▶ **Aim**: Copy the part of the data that begins with the line containing "Patent image size: (981, 1205)." and ends with the line containing "The crash box 30R is at (280, 542).", keeping every character as it is and including both end lines.

▶ **Input rows**:
--- start ---
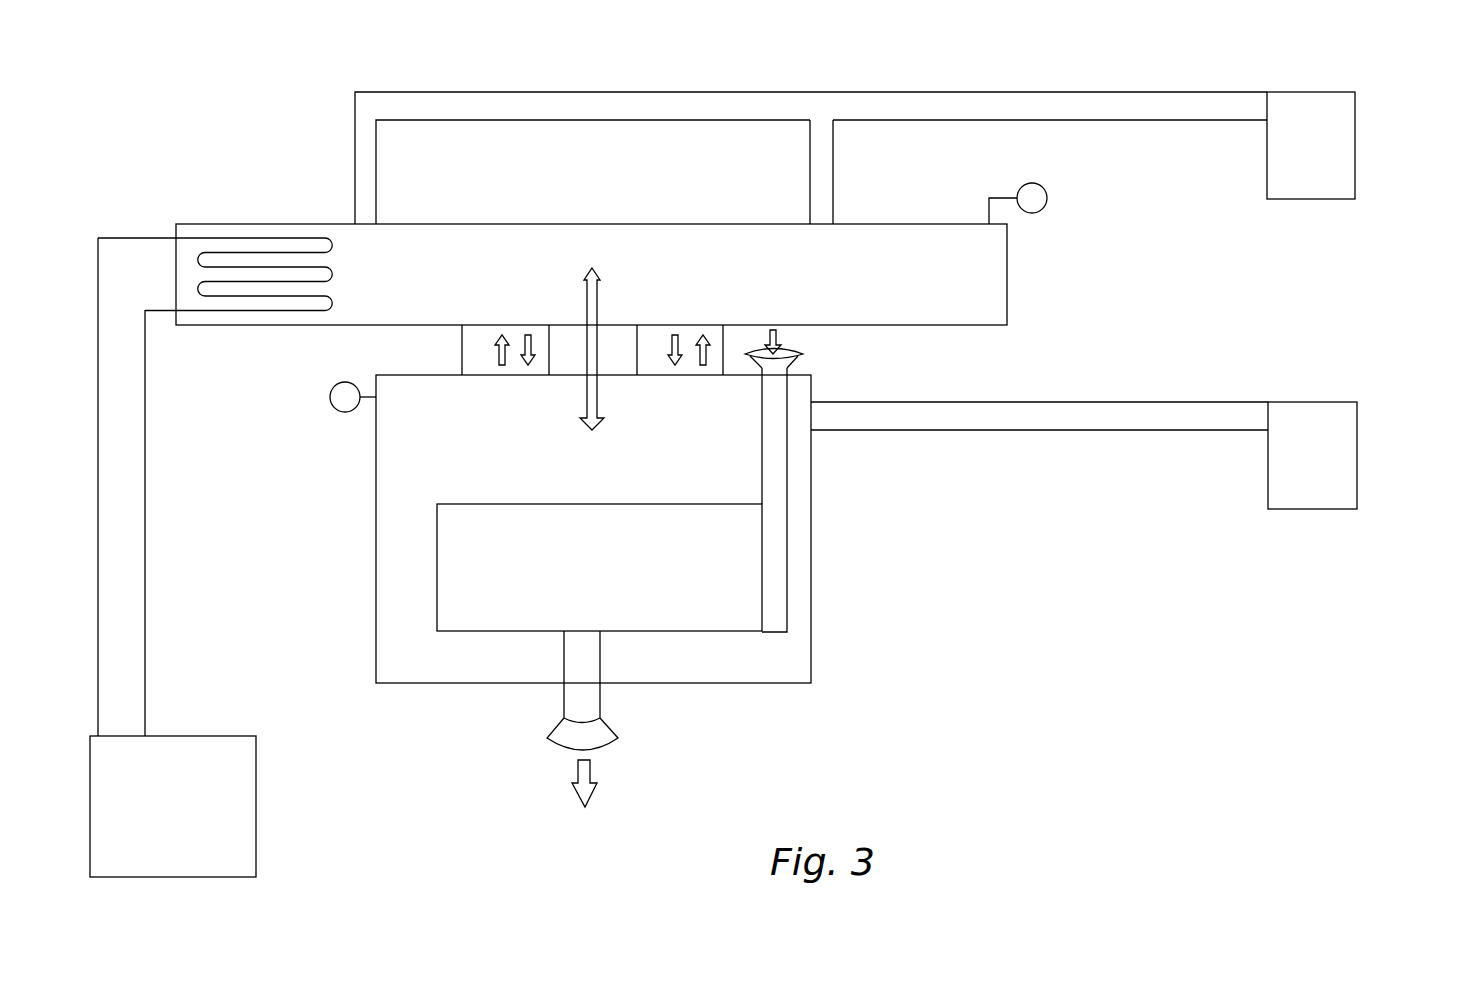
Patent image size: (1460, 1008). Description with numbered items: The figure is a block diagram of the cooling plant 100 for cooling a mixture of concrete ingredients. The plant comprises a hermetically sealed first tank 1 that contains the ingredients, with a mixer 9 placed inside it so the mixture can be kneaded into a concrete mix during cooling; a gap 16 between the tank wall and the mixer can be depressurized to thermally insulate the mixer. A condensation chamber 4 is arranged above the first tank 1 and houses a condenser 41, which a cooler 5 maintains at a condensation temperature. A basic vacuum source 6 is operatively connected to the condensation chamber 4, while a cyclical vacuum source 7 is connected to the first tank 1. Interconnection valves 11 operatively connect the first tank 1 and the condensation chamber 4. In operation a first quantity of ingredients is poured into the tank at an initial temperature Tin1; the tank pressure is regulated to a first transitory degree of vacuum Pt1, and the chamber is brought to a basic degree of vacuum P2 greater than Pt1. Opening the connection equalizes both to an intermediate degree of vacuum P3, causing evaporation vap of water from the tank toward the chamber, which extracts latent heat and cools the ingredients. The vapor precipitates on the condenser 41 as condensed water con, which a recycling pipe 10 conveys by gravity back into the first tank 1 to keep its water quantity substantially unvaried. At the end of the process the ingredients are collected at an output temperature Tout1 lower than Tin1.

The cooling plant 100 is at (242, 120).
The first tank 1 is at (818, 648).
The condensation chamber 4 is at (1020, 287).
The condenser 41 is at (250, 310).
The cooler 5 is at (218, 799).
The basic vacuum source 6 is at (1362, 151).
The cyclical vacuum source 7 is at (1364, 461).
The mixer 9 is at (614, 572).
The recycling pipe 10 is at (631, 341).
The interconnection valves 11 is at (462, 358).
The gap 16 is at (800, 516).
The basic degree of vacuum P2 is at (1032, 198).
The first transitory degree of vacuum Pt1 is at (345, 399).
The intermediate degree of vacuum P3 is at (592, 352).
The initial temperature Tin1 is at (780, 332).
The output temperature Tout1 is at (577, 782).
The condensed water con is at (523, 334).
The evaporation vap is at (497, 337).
--- end ---
--- start ---
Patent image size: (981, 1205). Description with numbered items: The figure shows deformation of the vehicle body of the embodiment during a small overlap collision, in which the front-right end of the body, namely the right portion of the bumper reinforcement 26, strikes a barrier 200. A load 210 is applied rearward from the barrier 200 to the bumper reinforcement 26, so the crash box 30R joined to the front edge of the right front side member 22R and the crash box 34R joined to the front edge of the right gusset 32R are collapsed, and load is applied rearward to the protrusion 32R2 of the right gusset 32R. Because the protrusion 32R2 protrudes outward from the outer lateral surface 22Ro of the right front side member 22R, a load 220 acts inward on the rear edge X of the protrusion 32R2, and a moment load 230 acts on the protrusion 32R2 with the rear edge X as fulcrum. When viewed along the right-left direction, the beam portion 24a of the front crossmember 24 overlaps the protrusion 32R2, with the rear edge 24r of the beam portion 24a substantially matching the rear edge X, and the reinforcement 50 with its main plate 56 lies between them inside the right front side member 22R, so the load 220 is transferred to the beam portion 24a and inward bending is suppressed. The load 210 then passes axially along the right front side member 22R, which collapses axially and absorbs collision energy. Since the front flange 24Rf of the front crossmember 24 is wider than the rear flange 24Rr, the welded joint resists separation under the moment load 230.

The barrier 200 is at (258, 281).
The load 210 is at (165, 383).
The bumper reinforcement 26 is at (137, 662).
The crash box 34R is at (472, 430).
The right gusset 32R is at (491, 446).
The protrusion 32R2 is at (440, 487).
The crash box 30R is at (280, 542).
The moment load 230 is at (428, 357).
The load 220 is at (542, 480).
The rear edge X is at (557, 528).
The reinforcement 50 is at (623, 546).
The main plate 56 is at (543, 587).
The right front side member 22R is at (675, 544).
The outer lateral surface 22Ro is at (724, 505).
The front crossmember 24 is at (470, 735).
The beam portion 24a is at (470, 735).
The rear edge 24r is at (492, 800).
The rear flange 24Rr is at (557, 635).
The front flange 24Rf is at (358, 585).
--- end ---
--- start ---
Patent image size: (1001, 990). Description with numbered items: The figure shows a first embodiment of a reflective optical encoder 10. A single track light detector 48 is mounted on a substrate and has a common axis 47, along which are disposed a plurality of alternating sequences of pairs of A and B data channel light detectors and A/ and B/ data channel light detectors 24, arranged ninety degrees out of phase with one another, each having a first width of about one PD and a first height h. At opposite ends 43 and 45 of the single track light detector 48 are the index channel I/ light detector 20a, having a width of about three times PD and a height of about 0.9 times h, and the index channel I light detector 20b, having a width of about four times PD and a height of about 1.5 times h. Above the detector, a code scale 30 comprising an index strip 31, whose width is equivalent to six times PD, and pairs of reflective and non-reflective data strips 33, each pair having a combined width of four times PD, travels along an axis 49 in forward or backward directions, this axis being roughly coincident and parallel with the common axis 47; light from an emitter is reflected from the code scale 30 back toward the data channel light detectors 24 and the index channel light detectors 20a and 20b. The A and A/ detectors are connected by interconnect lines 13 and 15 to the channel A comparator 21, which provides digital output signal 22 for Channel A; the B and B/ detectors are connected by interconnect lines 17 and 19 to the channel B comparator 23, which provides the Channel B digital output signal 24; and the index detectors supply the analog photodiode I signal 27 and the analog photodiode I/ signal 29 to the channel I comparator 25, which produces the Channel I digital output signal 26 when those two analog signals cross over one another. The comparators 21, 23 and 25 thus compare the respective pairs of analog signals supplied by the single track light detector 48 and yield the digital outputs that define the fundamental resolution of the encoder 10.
--- end ---
▶ **Exercise solution**:
Patent image size: (981, 1205). Description with numbered items: The figure shows deformation of the vehicle body of the embodiment during a small overlap collision, in which the front-right end of the body, namely the right portion of the bumper reinforcement 26, strikes a barrier 200. A load 210 is applied rearward from the barrier 200 to the bumper reinforcement 26, so the crash box 30R joined to the front edge of the right front side member 22R and the crash box 34R joined to the front edge of the right gusset 32R are collapsed, and load is applied rearward to the protrusion 32R2 of the right gusset 32R. Because the protrusion 32R2 protrudes outward from the outer lateral surface 22Ro of the right front side member 22R, a load 220 acts inward on the rear edge X of the protrusion 32R2, and a moment load 230 acts on the protrusion 32R2 with the rear edge X as fulcrum. When viewed along the right-left direction, the beam portion 24a of the front crossmember 24 overlaps the protrusion 32R2, with the rear edge 24r of the beam portion 24a substantially matching the rear edge X, and the reinforcement 50 with its main plate 56 lies between them inside the right front side member 22R, so the load 220 is transferred to the beam portion 24a and inward bending is suppressed. The load 210 then passes axially along the right front side member 22R, which collapses axially and absorbs collision energy. Since the front flange 24Rf of the front crossmember 24 is wider than the rear flange 24Rr, the welded joint resists separation under the moment load 230.

The barrier 200 is at (258, 281).
The load 210 is at (165, 383).
The bumper reinforcement 26 is at (137, 662).
The crash box 34R is at (472, 430).
The right gusset 32R is at (491, 446).
The protrusion 32R2 is at (440, 487).
The crash box 30R is at (280, 542).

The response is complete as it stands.